--- Task description ---
State how many lines hold the string "style". Give the number and nothing else.

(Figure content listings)
[Start]
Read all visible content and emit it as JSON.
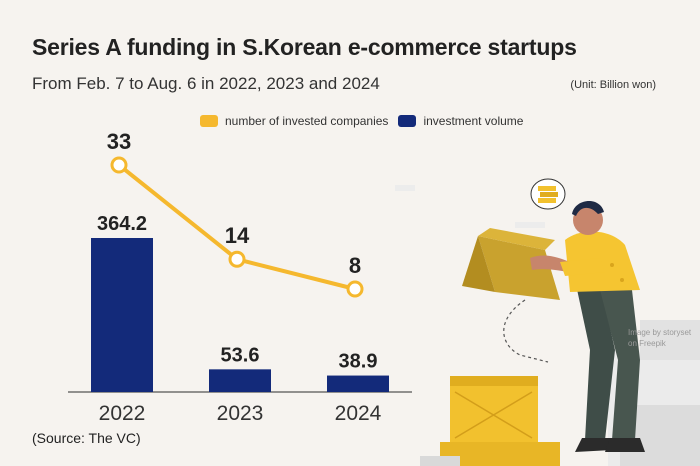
{
  "title": "Series A funding in S.Korean e-commerce startups",
  "subtitle": "From Feb. 7 to Aug. 6 in 2022, 2023 and 2024",
  "unit": "(Unit: Billion won)",
  "source": "(Source: The VC)",
  "credit": "Image by storyset on Freepik",
  "colors": {
    "bar": "#132a7a",
    "line": "#f5b82e",
    "background": "#f6f3ef"
  },
  "chart_data": {
    "type": "bar",
    "categories": [
      "2022",
      "2023",
      "2024"
    ],
    "series": [
      {
        "name": "number of invested companies",
        "type": "line",
        "values": [
          33,
          14,
          8
        ]
      },
      {
        "name": "investment volume",
        "type": "bar",
        "values": [
          364.2,
          53.6,
          38.9
        ]
      }
    ],
    "value_labels": {
      "number of invested companies": [
        "33",
        "14",
        "8"
      ],
      "investment volume": [
        "364.2",
        "53.6",
        "38.9"
      ]
    },
    "legend": [
      "number of invested companies",
      "investment volume"
    ],
    "legend_position": "top",
    "grid": false
  }
}
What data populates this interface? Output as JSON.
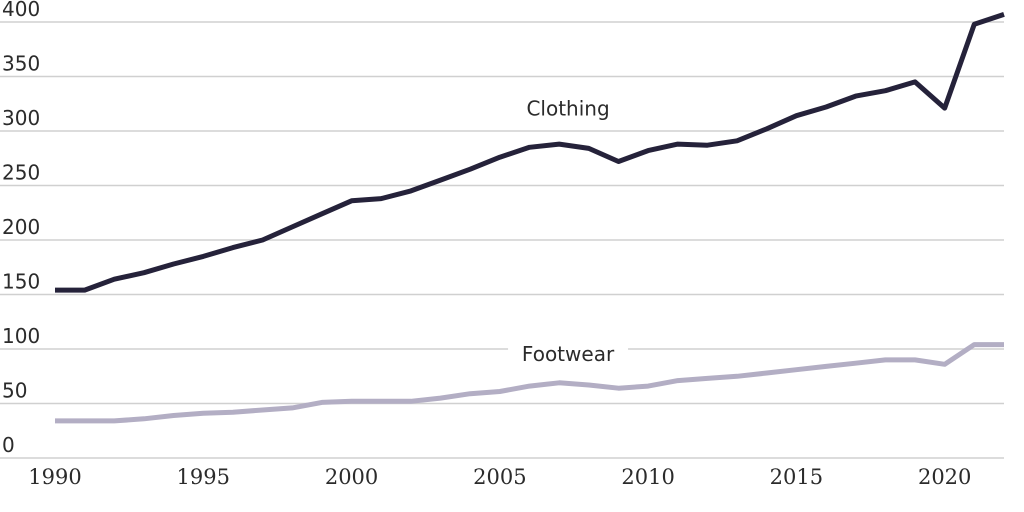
{
  "chart_data": {
    "type": "line",
    "title": "",
    "xlabel": "",
    "ylabel": "",
    "xlim": [
      1990,
      2022
    ],
    "ylim": [
      0,
      400
    ],
    "grid": "horizontal",
    "legend": "none",
    "y_ticks": [
      {
        "value": 400,
        "label": "400"
      },
      {
        "value": 350,
        "label": "350"
      },
      {
        "value": 300,
        "label": "300"
      },
      {
        "value": 250,
        "label": "250"
      },
      {
        "value": 200,
        "label": "200"
      },
      {
        "value": 150,
        "label": "150"
      },
      {
        "value": 100,
        "label": "100"
      },
      {
        "value": 50,
        "label": "50"
      },
      {
        "value": 0,
        "label": "0"
      }
    ],
    "x_ticks": [
      {
        "value": 1990,
        "label": "1990"
      },
      {
        "value": 1995,
        "label": "1995"
      },
      {
        "value": 2000,
        "label": "2000"
      },
      {
        "value": 2005,
        "label": "2005"
      },
      {
        "value": 2010,
        "label": "2010"
      },
      {
        "value": 2015,
        "label": "2015"
      },
      {
        "value": 2020,
        "label": "2020"
      }
    ],
    "x": [
      1990,
      1991,
      1992,
      1993,
      1994,
      1995,
      1996,
      1997,
      1998,
      1999,
      2000,
      2001,
      2002,
      2003,
      2004,
      2005,
      2006,
      2007,
      2008,
      2009,
      2010,
      2011,
      2012,
      2013,
      2014,
      2015,
      2016,
      2017,
      2018,
      2019,
      2020,
      2021,
      2022
    ],
    "series": [
      {
        "name": "Clothing",
        "color": "#25223a",
        "label_at": {
          "x": 2007.3,
          "y": 314
        },
        "values": [
          154,
          154,
          164,
          170,
          178,
          185,
          193,
          200,
          212,
          224,
          236,
          238,
          245,
          255,
          265,
          276,
          285,
          288,
          284,
          272,
          282,
          288,
          287,
          291,
          302,
          314,
          322,
          332,
          337,
          345,
          321,
          398,
          407
        ]
      },
      {
        "name": "Footwear",
        "color": "#b3aec4",
        "label_at": {
          "x": 2007.3,
          "y": 89
        },
        "values": [
          34,
          34,
          34,
          36,
          39,
          41,
          42,
          44,
          46,
          51,
          52,
          52,
          52,
          55,
          59,
          61,
          66,
          69,
          67,
          64,
          66,
          71,
          73,
          75,
          78,
          81,
          84,
          87,
          90,
          90,
          86,
          104,
          104
        ]
      }
    ]
  }
}
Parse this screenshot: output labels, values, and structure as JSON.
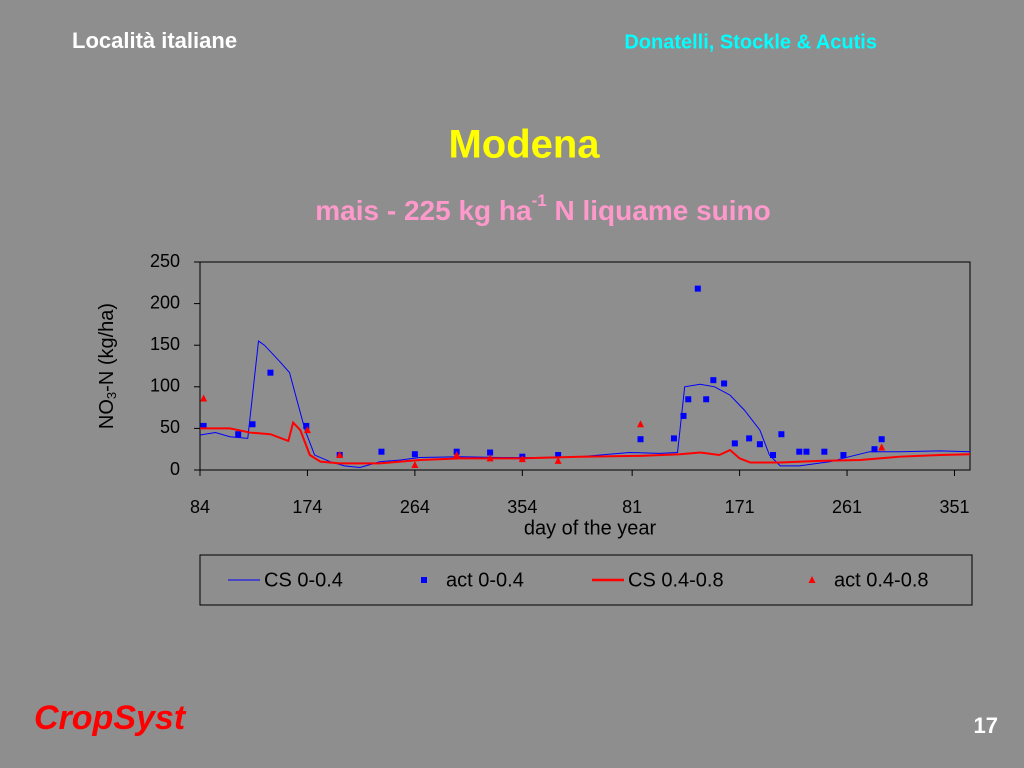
{
  "header": {
    "left": "Località italiane",
    "right": "Donatelli, Stockle & Acutis"
  },
  "footer": {
    "logo": "CropSyst",
    "page": "17"
  },
  "chart_data": {
    "type": "line",
    "title": "Modena",
    "subtitle": {
      "text": "mais - 225 kg ha",
      "sup": "-1",
      "rest": " N liquame suino"
    },
    "y_label": {
      "text": "NO",
      "sub": "3",
      "rest": "-N  (kg/ha)"
    },
    "x_label": "day  of  the  year",
    "xlim": [
      84,
      729
    ],
    "ylim": [
      0,
      250
    ],
    "yticks": [
      0,
      50,
      100,
      150,
      200,
      250
    ],
    "xticks": [
      84,
      174,
      264,
      354,
      {
        "value": 446,
        "label": "81"
      },
      {
        "value": 536,
        "label": "171"
      },
      {
        "value": 626,
        "label": "261"
      },
      {
        "value": 716,
        "label": "351"
      }
    ],
    "series": [
      {
        "name": "CS 0-0.4",
        "color": "#0000ff",
        "style": "line",
        "x": [
          84,
          97,
          109,
          124,
          133,
          138,
          151,
          159,
          165,
          172,
          180,
          193,
          205,
          218,
          235,
          252,
          268,
          302,
          335,
          369,
          402,
          444,
          469,
          484,
          490,
          503,
          515,
          528,
          540,
          553,
          561,
          570,
          586,
          612,
          628,
          645,
          670,
          704,
          729
        ],
        "values": [
          42,
          45,
          40,
          38,
          155,
          150,
          130,
          117,
          85,
          48,
          18,
          10,
          5,
          3,
          10,
          12,
          15,
          16,
          15,
          15,
          16,
          21,
          20,
          21,
          100,
          103,
          100,
          90,
          72,
          48,
          18,
          5,
          5,
          10,
          16,
          22,
          22,
          23,
          22
        ]
      },
      {
        "name": "act 0-0.4",
        "color": "#0000ff",
        "style": "square",
        "x": [
          87,
          116,
          128,
          143,
          173,
          201,
          236,
          264,
          299,
          327,
          354,
          384,
          453,
          481,
          489,
          493,
          501,
          508,
          514,
          523,
          532,
          544,
          553,
          564,
          571,
          586,
          592,
          607,
          623,
          649,
          655
        ],
        "values": [
          53,
          43,
          55,
          117,
          53,
          18,
          22,
          19,
          22,
          21,
          16,
          18,
          37,
          38,
          65,
          85,
          218,
          85,
          108,
          104,
          32,
          38,
          31,
          18,
          43,
          22,
          22,
          22,
          18,
          25,
          37
        ]
      },
      {
        "name": "CS 0.4-0.8",
        "color": "#ff0000",
        "style": "line",
        "x": [
          84,
          109,
          126,
          143,
          158,
          162,
          168,
          176,
          185,
          201,
          235,
          268,
          302,
          352,
          402,
          453,
          486,
          503,
          519,
          528,
          536,
          545,
          570,
          603,
          637,
          670,
          704,
          729
        ],
        "values": [
          50,
          50,
          45,
          43,
          35,
          57,
          48,
          18,
          10,
          8,
          8,
          12,
          14,
          14,
          16,
          17,
          19,
          21,
          18,
          24,
          14,
          9,
          9,
          11,
          12,
          16,
          18,
          19
        ]
      },
      {
        "name": "act 0.4-0.8",
        "color": "#ff0000",
        "style": "triangle",
        "x": [
          87,
          174,
          201,
          264,
          299,
          327,
          354,
          384,
          453,
          655
        ],
        "values": [
          86,
          48,
          18,
          6,
          18,
          14,
          13,
          11,
          55,
          27
        ]
      }
    ]
  }
}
[End]
--- Completed exercise ---
4